▶ [Exercise brief]: Which lines in the material below contain the word "document"? Copy each of them.

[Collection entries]
——

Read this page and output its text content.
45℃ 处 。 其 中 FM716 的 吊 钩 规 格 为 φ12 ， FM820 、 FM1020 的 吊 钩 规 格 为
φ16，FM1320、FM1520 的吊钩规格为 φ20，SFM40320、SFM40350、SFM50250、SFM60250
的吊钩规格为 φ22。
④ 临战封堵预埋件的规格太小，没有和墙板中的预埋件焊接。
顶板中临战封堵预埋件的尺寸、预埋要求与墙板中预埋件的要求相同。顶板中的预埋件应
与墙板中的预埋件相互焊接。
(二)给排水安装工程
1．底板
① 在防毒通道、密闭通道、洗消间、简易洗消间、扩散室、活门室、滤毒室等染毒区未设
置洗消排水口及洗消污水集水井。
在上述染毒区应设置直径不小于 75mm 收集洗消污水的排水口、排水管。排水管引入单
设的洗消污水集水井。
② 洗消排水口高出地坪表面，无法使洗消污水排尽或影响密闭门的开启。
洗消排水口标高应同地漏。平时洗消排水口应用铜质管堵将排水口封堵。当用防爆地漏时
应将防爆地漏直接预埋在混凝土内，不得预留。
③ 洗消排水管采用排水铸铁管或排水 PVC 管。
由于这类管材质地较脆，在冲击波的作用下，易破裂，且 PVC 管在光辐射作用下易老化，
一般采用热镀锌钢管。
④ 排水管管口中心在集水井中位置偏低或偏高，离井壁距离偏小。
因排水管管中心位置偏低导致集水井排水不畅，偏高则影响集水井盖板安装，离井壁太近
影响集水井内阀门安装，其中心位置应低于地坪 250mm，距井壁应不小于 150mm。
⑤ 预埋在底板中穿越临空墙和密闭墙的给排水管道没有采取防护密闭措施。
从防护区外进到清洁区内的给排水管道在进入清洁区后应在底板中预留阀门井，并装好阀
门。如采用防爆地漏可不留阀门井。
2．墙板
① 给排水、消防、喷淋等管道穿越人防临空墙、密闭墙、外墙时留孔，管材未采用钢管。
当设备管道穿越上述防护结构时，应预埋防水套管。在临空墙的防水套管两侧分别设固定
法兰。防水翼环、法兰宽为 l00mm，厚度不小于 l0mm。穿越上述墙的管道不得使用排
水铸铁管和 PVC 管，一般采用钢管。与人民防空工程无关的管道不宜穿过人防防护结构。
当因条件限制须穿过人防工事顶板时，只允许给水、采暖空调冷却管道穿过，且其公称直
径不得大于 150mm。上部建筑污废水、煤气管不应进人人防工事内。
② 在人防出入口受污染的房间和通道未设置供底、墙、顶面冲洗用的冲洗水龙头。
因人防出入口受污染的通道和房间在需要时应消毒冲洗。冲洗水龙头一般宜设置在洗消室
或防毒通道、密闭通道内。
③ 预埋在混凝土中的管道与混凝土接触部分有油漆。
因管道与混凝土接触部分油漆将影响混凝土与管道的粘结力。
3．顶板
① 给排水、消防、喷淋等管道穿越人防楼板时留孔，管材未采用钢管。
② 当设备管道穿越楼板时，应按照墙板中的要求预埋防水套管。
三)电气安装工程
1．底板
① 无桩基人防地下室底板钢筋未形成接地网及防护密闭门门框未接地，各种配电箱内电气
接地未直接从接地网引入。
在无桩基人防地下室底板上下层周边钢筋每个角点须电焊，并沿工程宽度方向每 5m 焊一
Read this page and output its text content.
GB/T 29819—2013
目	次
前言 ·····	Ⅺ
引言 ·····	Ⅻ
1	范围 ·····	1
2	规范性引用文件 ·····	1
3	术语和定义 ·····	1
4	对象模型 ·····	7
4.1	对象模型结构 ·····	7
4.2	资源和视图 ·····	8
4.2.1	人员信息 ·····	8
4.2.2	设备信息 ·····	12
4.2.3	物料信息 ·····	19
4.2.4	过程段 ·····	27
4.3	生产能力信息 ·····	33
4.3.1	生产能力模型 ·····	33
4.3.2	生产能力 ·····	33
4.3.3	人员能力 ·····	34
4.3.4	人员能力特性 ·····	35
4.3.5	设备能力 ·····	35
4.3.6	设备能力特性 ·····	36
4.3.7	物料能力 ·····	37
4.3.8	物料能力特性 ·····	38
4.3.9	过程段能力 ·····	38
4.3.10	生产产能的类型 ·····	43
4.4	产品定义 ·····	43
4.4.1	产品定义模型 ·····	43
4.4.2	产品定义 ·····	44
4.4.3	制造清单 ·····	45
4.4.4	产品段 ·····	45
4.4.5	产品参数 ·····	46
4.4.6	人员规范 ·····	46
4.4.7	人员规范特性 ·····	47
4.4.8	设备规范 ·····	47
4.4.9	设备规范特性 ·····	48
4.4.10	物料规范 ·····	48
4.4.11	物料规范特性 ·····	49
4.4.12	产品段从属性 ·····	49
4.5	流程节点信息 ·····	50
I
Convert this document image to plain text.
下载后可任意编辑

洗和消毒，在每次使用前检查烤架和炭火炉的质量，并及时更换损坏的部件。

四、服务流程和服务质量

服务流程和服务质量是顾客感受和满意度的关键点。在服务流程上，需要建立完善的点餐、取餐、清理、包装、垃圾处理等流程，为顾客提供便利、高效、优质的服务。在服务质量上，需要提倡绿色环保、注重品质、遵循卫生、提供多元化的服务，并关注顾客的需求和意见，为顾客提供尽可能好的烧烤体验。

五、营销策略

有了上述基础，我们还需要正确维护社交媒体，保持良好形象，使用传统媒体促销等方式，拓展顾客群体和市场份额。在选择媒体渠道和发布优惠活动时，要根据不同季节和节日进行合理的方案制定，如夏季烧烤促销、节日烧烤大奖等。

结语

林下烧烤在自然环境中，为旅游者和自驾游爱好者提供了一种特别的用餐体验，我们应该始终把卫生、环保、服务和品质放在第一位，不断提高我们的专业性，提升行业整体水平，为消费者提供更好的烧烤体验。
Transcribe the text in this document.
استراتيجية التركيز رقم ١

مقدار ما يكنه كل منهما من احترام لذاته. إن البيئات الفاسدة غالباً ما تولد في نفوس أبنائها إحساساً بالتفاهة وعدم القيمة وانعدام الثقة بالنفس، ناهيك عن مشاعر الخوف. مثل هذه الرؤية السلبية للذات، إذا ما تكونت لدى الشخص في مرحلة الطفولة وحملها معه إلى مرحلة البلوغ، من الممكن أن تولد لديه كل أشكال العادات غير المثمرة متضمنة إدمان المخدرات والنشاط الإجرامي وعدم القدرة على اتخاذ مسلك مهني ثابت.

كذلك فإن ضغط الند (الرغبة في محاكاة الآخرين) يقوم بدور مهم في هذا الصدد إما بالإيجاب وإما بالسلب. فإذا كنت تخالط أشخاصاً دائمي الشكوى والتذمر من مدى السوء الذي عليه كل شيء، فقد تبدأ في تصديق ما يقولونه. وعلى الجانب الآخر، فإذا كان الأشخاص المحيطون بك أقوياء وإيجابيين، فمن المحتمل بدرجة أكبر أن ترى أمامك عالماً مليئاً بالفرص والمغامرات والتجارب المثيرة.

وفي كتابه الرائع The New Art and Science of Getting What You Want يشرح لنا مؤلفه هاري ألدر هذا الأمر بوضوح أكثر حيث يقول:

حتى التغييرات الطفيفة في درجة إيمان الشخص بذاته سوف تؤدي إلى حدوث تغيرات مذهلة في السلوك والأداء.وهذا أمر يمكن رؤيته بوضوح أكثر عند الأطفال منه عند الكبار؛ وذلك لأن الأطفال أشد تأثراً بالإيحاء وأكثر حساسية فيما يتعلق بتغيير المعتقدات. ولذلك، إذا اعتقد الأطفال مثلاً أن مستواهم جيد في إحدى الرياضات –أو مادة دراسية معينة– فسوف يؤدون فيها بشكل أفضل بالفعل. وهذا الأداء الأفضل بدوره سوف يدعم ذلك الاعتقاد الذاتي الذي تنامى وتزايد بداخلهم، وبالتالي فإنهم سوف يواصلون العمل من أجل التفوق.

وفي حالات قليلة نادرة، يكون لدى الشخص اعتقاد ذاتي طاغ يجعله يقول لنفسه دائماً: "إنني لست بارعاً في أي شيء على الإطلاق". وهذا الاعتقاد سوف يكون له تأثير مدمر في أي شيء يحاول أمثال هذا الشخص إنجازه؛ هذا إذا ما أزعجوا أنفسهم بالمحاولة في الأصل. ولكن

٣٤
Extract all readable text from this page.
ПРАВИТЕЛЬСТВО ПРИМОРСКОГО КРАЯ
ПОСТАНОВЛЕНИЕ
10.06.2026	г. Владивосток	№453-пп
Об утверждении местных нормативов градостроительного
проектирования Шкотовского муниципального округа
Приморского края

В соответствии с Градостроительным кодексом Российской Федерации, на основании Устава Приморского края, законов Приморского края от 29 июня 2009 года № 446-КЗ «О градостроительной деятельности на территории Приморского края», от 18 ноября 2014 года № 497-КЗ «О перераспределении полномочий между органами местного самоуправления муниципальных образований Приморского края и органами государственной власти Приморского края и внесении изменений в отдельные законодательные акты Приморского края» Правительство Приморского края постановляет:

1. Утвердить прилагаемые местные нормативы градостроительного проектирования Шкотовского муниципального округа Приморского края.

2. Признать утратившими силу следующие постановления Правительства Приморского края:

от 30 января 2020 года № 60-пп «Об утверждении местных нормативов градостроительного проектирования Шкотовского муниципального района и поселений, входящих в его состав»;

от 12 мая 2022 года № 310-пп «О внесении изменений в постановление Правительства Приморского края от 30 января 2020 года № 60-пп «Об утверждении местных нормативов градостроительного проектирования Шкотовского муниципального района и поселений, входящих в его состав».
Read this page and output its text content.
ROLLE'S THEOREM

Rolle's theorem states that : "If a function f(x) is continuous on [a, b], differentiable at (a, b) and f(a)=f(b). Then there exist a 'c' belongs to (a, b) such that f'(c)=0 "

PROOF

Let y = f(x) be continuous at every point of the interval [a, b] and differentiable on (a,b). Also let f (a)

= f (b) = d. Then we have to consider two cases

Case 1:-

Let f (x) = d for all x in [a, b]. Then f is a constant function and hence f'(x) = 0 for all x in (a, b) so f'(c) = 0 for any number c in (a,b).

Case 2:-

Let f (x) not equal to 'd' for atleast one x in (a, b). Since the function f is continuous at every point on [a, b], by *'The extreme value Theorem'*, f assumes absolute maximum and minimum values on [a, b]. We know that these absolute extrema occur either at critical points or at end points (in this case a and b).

——

▶ [Reply]:
Convert this document image to plain text.
Transcribe the text in this document.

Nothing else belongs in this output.